# What is being asked:
Copy out each line in the material below that has the word "page".

# The data:
[BEGIN]

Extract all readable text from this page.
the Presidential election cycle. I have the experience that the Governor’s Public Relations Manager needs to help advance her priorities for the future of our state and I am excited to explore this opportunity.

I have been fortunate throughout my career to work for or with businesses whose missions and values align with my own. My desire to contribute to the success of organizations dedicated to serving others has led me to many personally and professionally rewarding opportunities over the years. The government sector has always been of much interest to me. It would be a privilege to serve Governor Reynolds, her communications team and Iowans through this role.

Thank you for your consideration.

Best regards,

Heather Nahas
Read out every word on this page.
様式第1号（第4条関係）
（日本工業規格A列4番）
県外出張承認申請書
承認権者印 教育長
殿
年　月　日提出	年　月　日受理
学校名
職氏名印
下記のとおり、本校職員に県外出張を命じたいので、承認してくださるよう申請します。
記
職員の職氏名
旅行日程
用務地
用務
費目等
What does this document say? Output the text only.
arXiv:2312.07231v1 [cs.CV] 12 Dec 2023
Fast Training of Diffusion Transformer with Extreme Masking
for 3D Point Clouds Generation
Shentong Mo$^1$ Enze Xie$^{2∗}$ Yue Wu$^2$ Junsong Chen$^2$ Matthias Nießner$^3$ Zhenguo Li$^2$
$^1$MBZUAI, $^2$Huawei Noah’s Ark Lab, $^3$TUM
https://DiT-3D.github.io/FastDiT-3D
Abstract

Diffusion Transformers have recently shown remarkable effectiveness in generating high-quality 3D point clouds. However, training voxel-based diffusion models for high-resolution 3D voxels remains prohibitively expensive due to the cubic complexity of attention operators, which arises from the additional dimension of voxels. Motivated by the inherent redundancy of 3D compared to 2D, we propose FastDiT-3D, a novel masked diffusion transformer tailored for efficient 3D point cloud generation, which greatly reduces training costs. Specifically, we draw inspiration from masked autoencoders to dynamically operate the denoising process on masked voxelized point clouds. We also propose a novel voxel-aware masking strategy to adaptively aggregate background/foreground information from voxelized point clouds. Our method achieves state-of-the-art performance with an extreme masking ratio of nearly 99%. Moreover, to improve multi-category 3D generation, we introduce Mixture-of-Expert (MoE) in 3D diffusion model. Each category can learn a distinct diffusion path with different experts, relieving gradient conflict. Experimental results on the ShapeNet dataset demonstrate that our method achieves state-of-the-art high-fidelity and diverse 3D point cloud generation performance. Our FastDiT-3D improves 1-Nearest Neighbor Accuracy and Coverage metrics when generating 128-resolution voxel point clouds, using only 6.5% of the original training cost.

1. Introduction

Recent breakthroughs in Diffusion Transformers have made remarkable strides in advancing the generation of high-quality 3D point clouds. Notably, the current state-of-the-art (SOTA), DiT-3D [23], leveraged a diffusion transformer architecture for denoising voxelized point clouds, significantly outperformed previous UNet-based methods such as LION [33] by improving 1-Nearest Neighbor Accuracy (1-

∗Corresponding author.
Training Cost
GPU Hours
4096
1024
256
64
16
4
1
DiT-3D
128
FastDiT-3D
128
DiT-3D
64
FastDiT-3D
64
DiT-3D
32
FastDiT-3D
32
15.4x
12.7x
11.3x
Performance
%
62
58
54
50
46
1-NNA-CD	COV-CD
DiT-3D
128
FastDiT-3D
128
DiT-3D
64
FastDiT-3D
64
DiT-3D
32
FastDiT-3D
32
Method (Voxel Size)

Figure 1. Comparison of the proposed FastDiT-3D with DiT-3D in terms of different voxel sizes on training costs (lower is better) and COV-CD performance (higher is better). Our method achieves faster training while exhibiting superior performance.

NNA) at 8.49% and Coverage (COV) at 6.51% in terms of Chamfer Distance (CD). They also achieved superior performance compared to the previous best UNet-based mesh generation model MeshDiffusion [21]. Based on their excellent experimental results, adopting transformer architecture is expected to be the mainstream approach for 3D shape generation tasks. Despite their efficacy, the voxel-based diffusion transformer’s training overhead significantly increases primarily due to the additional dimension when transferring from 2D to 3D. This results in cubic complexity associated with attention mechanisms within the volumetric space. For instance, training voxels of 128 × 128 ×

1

[END]

# Written answer:
Extract all readable text from this page.
Read out every word on this page.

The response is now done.